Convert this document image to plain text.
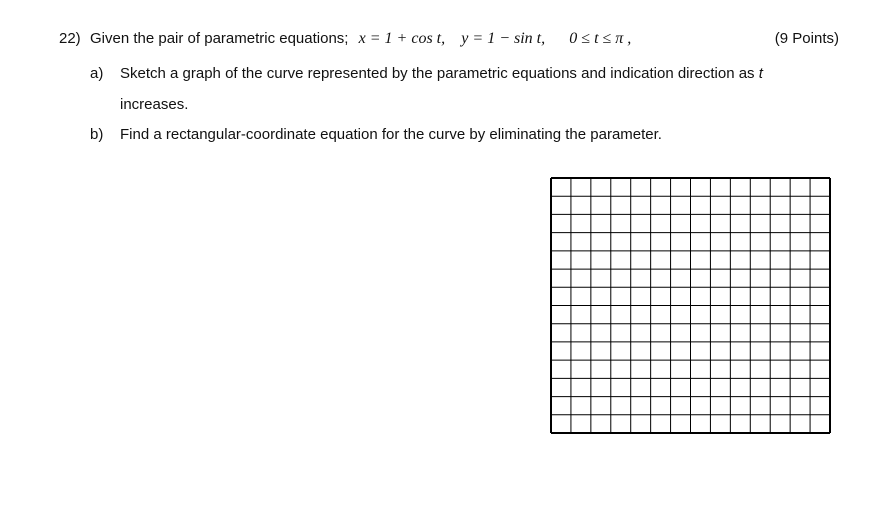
22) Given the pair of parametric equations; x = 1 + cos t, y = 1 − sin t, 0 ≤ t ≤ π ,	(9 Points)
a) Sketch a graph of the curve represented by the parametric equations and indication direction as t
increases.
b) Find a rectangular-coordinate equation for the curve by eliminating the parameter.
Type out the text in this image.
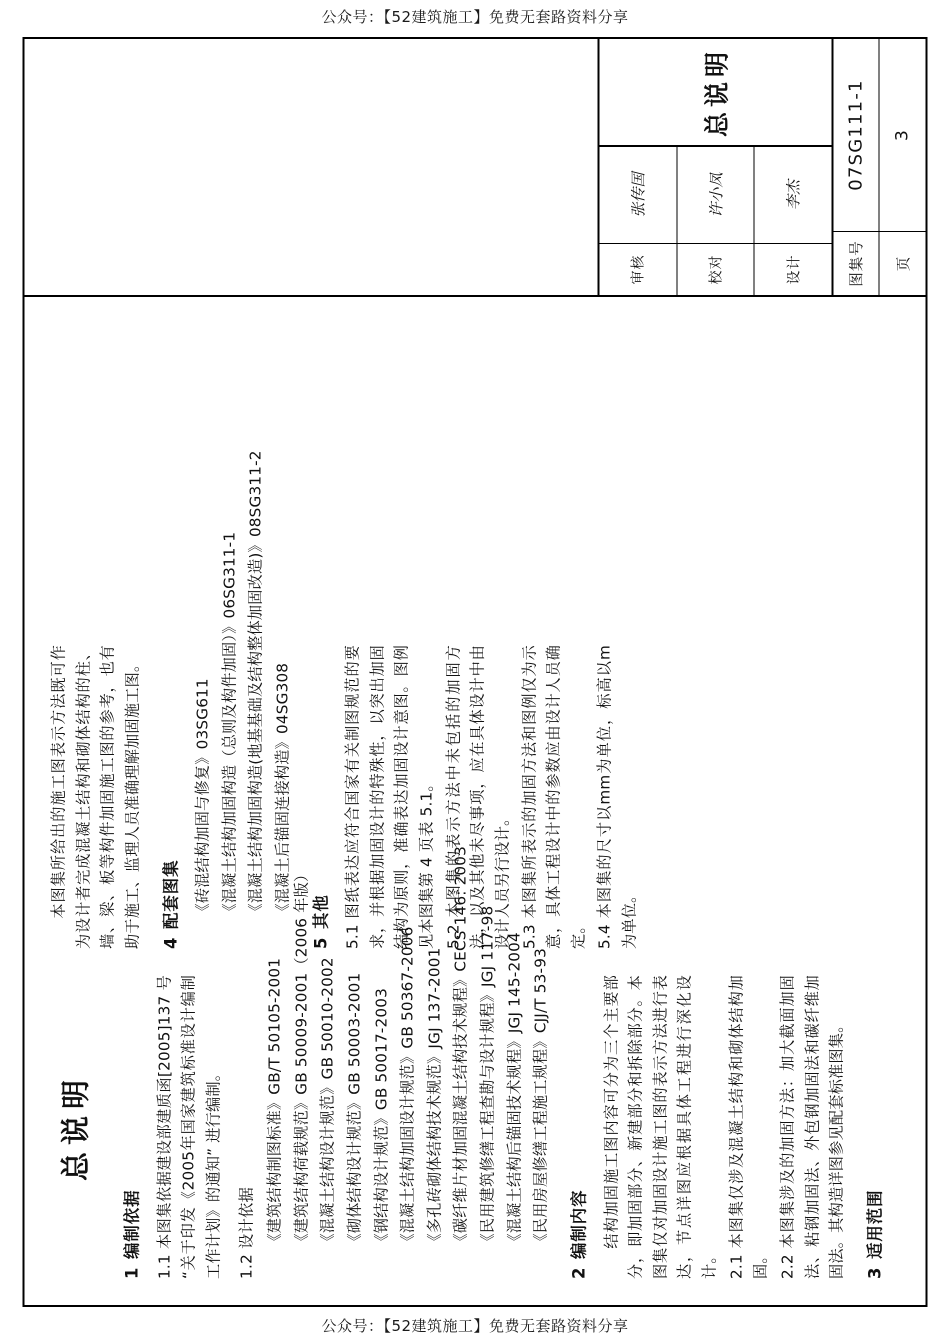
公众号：【52建筑施工】免费无套路资料分享
总说明
1编制依据 1.1 本图集依据建设部建质函[2005]137 号 “关于印发《2005年国家建筑标准设计编制工作计划》的通知” 进行编制。 1.2 设计依据 《建筑结构制图标准》GB/T 50105-2001 《建筑结构荷载规范》GB 50009-2001（2006 年版） 《混凝土结构设计规范》GB 50010-2002 《砌体结构设计规范》GB 50003-2001 《钢结构设计规范》GB 50017-2003 《混凝土结构加固设计规范》GB 50367-2006 《多孔砖砌体结构技术规范》JGJ 137-2001 《碳纤维片材加固混凝土结构技术规程》CECS 146: 2003 《民用建筑修缮工程查勘与设计规程》JGJ 117-98 《混凝土结构后锚固技术规程》JGJ 145-2004 《民用房屋修缮工程施工规程》CJJ/T 53-93

2编制内容 结构加固施工图内容可分为三个主要部分，即加固部分、新建部分和拆除部分。本图集仅对加固设计施工图的表示方法进行表达，节点详图应根据具体工程进行深化设计。 2.1 本图集仅涉及混凝土结构和砌体结构加固。 2.2 本图集涉及的加固方法：加大截面加固法、粘钢加固法、外包钢加固法和碳纤维加固法。其构造详图参见配套标准图集。 3适用范围

本图集所给出的施工图表示方法既可作为设计者完成混凝土结构和砌体结构的柱、墙、梁、板等构件加固施工图的参考，也有助于施工、监理人员准确理解加固施工图。 4配套图集 《砖混结构加固与修复》03SG611 《混凝土结构加固构造（总则及构件加固）》06SG311-1 《混凝土结构加固构造(地基基础及结构整体加固改造)》08SG311-2 《混凝土后锚固连接构造》04SG308

5其他 5.1 图纸表达应符合国家有关制图规范的要求，并根据加固设计的特殊性，以突出加固结构为原则，准确表达加固设计意图。图例见本图集第 4 页表 5.1。 5.2 本图集的表示方法中未包括的加固方法，以及其他未尽事项，应在具体设计中由设计人员另行设计。 5.3 本图集所表示的加固方法和图例仅为示意，具体工程设计中的参数应由设计人员确定。 5.4 本图集的尺寸以mm为单位，标高以m为单位。

审核
张传国
校对
许小凤
设计
李杰
总说明
图集号
07SG111-1
页
3
公众号：【52建筑施工】免费无套路资料分享
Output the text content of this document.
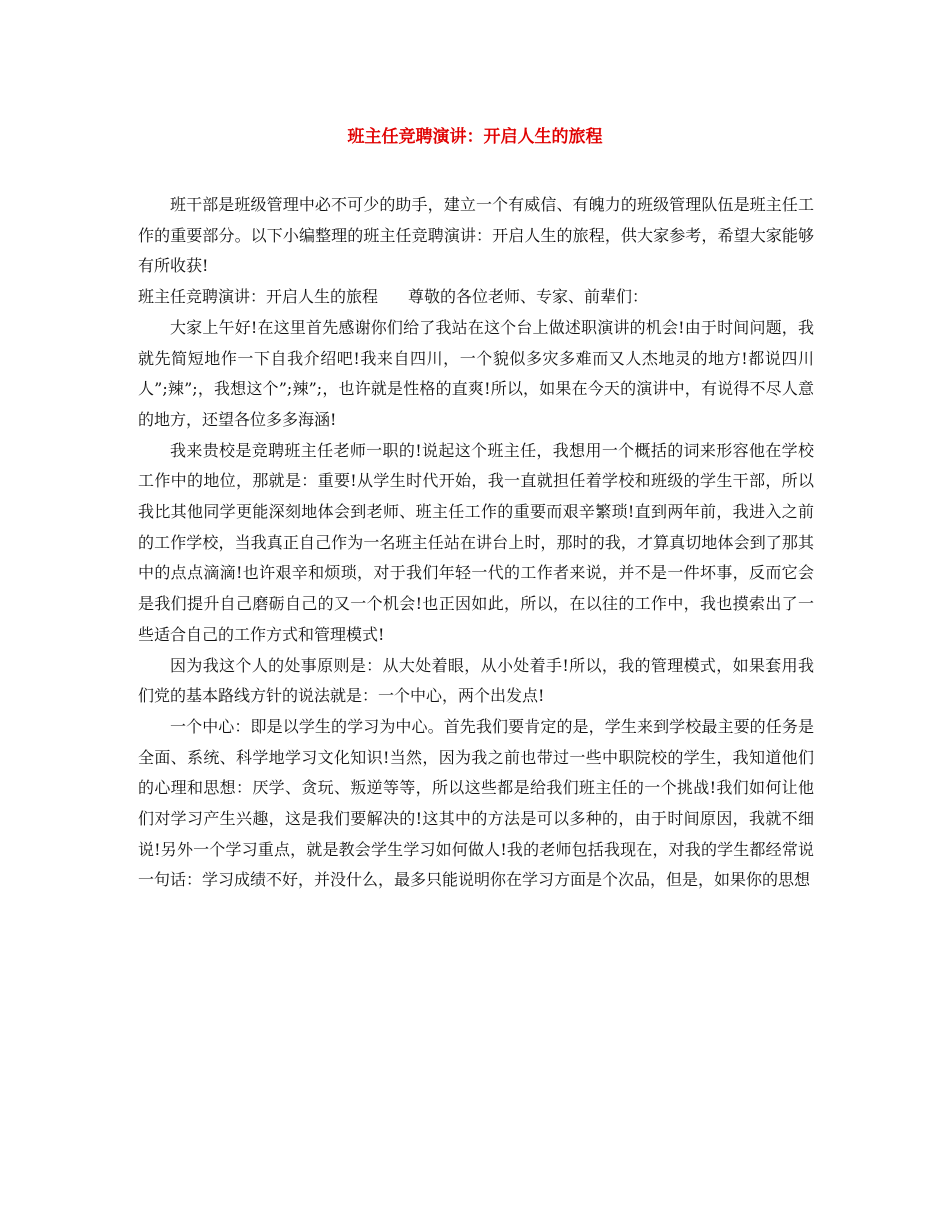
班主任竞聘演讲：开启人生的旅程

班干部是班级管理中必不可少的助手，建立一个有威信、有魄力的班级管理队伍是班主任工作的重要部分。以下小编整理的班主任竞聘演讲：开启人生的旅程，供大家参考，希望大家能够有所收获!

班主任竞聘演讲：开启人生的旅程 尊敬的各位老师、专家、前辈们：

大家上午好!在这里首先感谢你们给了我站在这个台上做述职演讲的机会!由于时间问题，我就先简短地作一下自我介绍吧!我来自四川，一个貌似多灾多难而又人杰地灵的地方!都说四川人”;辣”;，我想这个”;辣”;，也许就是性格的直爽!所以，如果在今天的演讲中，有说得不尽人意的地方，还望各位多多海涵!

我来贵校是竞聘班主任老师一职的!说起这个班主任，我想用一个概括的词来形容他在学校工作中的地位，那就是：重要!从学生时代开始，我一直就担任着学校和班级的学生干部，所以我比其他同学更能深刻地体会到老师、班主任工作的重要而艰辛繁琐!直到两年前，我进入之前的工作学校，当我真正自己作为一名班主任站在讲台上时，那时的我，才算真切地体会到了那其中的点点滴滴!也许艰辛和烦琐，对于我们年轻一代的工作者来说，并不是一件坏事，反而它会是我们提升自己磨砺自己的又一个机会!也正因如此，所以，在以往的工作中，我也摸索出了一些适合自己的工作方式和管理模式!

因为我这个人的处事原则是：从大处着眼，从小处着手!所以，我的管理模式，如果套用我们党的基本路线方针的说法就是：一个中心，两个出发点!

一个中心：即是以学生的学习为中心。首先我们要肯定的是，学生来到学校最主要的任务是全面、系统、科学地学习文化知识!当然，因为我之前也带过一些中职院校的学生，我知道他们的心理和思想：厌学、贪玩、叛逆等等，所以这些都是给我们班主任的一个挑战!我们如何让他们对学习产生兴趣，这是我们要解决的!这其中的方法是可以多种的，由于时间原因，我就不细说!另外一个学习重点，就是教会学生学习如何做人!我的老师包括我现在，对我的学生都经常说一句话：学习成绩不好，并没什么，最多只能说明你在学习方面是个次品，但是，如果你的思想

· · ·

→ **Objective**
Report how many lines of the data hold the string "text"; give only the number.

→ **Answer below**
3